DATA LISTING
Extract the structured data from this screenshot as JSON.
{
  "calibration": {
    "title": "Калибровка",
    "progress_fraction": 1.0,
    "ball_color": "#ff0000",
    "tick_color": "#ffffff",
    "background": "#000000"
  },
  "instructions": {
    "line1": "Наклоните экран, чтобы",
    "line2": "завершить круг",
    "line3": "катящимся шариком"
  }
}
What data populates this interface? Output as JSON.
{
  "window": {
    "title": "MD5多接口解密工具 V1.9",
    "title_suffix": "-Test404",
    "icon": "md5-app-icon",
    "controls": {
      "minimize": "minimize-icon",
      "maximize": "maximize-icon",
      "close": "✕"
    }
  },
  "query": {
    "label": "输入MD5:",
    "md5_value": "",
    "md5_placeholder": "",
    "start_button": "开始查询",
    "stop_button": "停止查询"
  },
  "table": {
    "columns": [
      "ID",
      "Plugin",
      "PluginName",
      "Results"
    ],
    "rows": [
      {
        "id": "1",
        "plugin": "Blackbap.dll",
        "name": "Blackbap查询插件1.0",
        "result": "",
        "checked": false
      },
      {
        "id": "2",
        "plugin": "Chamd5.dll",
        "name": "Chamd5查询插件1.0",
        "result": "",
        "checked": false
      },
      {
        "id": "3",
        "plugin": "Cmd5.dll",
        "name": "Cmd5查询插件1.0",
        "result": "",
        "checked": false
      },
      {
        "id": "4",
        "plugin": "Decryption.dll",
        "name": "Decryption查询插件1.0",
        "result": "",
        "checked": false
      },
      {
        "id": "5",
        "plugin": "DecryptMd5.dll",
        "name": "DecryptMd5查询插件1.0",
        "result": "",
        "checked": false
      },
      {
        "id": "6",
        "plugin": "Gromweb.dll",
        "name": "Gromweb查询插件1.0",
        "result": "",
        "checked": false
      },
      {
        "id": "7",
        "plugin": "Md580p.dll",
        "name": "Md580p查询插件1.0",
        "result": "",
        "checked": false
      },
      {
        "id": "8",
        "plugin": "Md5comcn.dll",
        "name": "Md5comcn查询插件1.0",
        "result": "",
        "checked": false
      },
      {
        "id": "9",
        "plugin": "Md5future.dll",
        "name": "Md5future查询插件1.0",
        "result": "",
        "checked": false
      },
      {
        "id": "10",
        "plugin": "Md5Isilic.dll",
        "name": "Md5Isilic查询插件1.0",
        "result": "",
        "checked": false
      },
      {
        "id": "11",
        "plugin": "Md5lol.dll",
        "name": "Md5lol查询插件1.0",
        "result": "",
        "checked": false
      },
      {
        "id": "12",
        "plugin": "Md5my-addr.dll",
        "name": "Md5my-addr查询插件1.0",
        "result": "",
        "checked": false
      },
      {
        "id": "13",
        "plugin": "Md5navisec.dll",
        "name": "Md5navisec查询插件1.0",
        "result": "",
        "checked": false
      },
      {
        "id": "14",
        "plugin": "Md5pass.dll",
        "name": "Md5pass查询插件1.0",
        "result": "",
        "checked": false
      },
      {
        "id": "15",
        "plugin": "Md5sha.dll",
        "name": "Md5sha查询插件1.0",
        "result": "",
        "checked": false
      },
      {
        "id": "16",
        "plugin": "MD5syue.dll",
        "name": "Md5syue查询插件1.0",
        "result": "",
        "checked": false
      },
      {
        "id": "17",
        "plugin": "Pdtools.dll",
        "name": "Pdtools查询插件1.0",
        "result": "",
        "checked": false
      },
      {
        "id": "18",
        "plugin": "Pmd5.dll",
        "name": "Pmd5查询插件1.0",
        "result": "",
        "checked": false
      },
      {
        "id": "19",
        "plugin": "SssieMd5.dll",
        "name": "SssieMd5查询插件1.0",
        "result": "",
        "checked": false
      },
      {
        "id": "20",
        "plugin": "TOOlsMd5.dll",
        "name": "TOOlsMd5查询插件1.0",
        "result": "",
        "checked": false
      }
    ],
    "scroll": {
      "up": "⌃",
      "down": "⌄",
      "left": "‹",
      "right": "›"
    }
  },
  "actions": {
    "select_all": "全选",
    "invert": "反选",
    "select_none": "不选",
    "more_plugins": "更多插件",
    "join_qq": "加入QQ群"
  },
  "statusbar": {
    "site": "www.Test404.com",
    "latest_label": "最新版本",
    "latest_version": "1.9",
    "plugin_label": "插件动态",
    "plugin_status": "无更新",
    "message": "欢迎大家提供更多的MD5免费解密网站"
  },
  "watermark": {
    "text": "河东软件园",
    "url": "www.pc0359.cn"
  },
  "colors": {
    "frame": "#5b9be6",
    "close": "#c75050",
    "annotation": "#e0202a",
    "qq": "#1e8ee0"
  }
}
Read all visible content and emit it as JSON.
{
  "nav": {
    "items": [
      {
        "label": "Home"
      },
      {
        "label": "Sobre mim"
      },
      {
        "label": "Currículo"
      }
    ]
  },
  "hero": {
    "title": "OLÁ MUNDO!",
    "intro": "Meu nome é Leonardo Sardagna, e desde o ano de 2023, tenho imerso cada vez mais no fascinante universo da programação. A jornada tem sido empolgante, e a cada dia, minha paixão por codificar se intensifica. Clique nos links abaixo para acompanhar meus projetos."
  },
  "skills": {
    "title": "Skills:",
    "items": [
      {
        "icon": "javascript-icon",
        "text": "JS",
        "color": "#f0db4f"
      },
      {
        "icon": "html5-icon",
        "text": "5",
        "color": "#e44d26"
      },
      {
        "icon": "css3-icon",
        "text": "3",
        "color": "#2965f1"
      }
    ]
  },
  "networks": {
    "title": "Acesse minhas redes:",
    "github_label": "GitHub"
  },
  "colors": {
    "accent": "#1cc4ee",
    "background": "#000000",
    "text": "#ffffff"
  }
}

PROBLEM TO SOLVE
Reproduce each line of the material above precisely.

TASK ANSWER
Extract the structured data from this screenshot as JSON.
{
  "calibration": {
    "title": "Калибровка",
    "progress_fraction": 1.0,
    "ball_color": "#ff0000",
    "tick_color": "#ffffff",
    "background": "#000000"
  },
  "instructions": {
    "line1": "Наклоните экран, чтобы",
    "line2": "завершить круг",
    "line3": "катящимся шариком"
  }
}
What data populates this interface? Output as JSON.
{
  "window": {
    "title": "MD5多接口解密工具 V1.9",
    "title_suffix": "-Test404",
    "icon": "md5-app-icon",
    "controls": {
      "minimize": "minimize-icon",
      "maximize": "maximize-icon",
      "close": "✕"
    }
  },
  "query": {
    "label": "输入MD5:",
    "md5_value": "",
    "md5_placeholder": "",
    "start_button": "开始查询",
    "stop_button": "停止查询"
  },
  "table": {
    "columns": [
      "ID",
      "Plugin",
      "PluginName",
      "Results"
    ],
    "rows": [
      {
        "id": "1",
        "plugin": "Blackbap.dll",
        "name": "Blackbap查询插件1.0",
        "result": "",
        "checked": false
      },
      {
        "id": "2",
        "plugin": "Chamd5.dll",
        "name": "Chamd5查询插件1.0",
        "result": "",
        "checked": false
      },
      {
        "id": "3",
        "plugin": "Cmd5.dll",
        "name": "Cmd5查询插件1.0",
        "result": "",
        "checked": false
      },
      {
        "id": "4",
        "plugin": "Decryption.dll",
        "name": "Decryption查询插件1.0",
        "result": "",
        "checked": false
      },
      {
        "id": "5",
        "plugin": "DecryptMd5.dll",
        "name": "DecryptMd5查询插件1.0",
        "result": "",
        "checked": false
      },
      {
        "id": "6",
        "plugin": "Gromweb.dll",
        "name": "Gromweb查询插件1.0",
        "result": "",
        "checked": false
      },
      {
        "id": "7",
        "plugin": "Md580p.dll",
        "name": "Md580p查询插件1.0",
        "result": "",
        "checked": false
      },
      {
        "id": "8",
        "plugin": "Md5comcn.dll",
        "name": "Md5comcn查询插件1.0",
        "result": "",
        "checked": false
      },
      {
        "id": "9",
        "plugin": "Md5future.dll",
        "name": "Md5future查询插件1.0",
        "result": "",
        "checked": false
      },
      {
        "id": "10",
        "plugin": "Md5Isilic.dll",
        "name": "Md5Isilic查询插件1.0",
        "result": "",
        "checked": false
      },
      {
        "id": "11",
        "plugin": "Md5lol.dll",
        "name": "Md5lol查询插件1.0",
        "result": "",
        "checked": false
      },
      {
        "id": "12",
        "plugin": "Md5my-addr.dll",
        "name": "Md5my-addr查询插件1.0",
        "result": "",
        "checked": false
      },
      {
        "id": "13",
        "plugin": "Md5navisec.dll",
        "name": "Md5navisec查询插件1.0",
        "result": "",
        "checked": false
      },
      {
        "id": "14",
        "plugin": "Md5pass.dll",
        "name": "Md5pass查询插件1.0",
        "result": "",
        "checked": false
      },
      {
        "id": "15",
        "plugin": "Md5sha.dll",
        "name": "Md5sha查询插件1.0",
        "result": "",
        "checked": false
      },
      {
        "id": "16",
        "plugin": "MD5syue.dll",
        "name": "Md5syue查询插件1.0",
        "result": "",
        "checked": false
      },
      {
        "id": "17",
        "plugin": "Pdtools.dll",
        "name": "Pdtools查询插件1.0",
        "result": "",
        "checked": false
      },
      {
        "id": "18",
        "plugin": "Pmd5.dll",
        "name": "Pmd5查询插件1.0",
        "result": "",
        "checked": false
      },
      {
        "id": "19",
        "plugin": "SssieMd5.dll",
        "name": "SssieMd5查询插件1.0",
        "result": "",
        "checked": false
      },
      {
        "id": "20",
        "plugin": "TOOlsMd5.dll",
        "name": "TOOlsMd5查询插件1.0",
        "result": "",
        "checked": false
      }
    ],
    "scroll": {
      "up": "⌃",
      "down": "⌄",
      "left": "‹",
      "right": "›"
    }
  },
  "actions": {
    "select_all": "全选",
    "invert": "反选",
    "select_none": "不选",
    "more_plugins": "更多插件",
    "join_qq": "加入QQ群"
  },
  "statusbar": {
    "site": "www.Test404.com",
    "latest_label": "最新版本",
    "latest_version": "1.9",
    "plugin_label": "插件动态",
    "plugin_status": "无更新",
    "message": "欢迎大家提供更多的MD5免费解密网站"
  },
  "watermark": {
    "text": "河东软件园",
    "url": "www.pc0359.cn"
  },
  "colors": {
    "frame": "#5b9be6",
    "close": "#c75050",
    "annotation": "#e0202a",
    "qq": "#1e8ee0"
  }
}
Read all visible content and emit it as JSON.
{
  "nav": {
    "items": [
      {
        "label": "Home"
      },
      {
        "label": "Sobre mim"
      },
      {
        "label": "Currículo"
      }
    ]
  },
  "hero": {
    "title": "OLÁ MUNDO!",
    "intro": "Meu nome é Leonardo Sardagna, e desde o ano de 2023, tenho imerso cada vez mais no fascinante universo da programação. A jornada tem sido empolgante, e a cada dia, minha paixão por codificar se intensifica. Clique nos links abaixo para acompanhar meus projetos."
  },
  "skills": {
    "title": "Skills:",
    "items": [
      {
        "icon": "javascript-icon",
        "text": "JS",
        "color": "#f0db4f"
      },
      {
        "icon": "html5-icon",
        "text": "5",
        "color": "#e44d26"
      },
      {
        "icon": "css3-icon",
        "text": "3",
        "color": "#2965f1"
      }
    ]
  },
  "networks": {
    "title": "Acesse minhas redes:",
    "github_label": "GitHub"
  },
  "colors": {
    "accent": "#1cc4ee",
    "background": "#000000",
    "text": "#ffffff"
  }
}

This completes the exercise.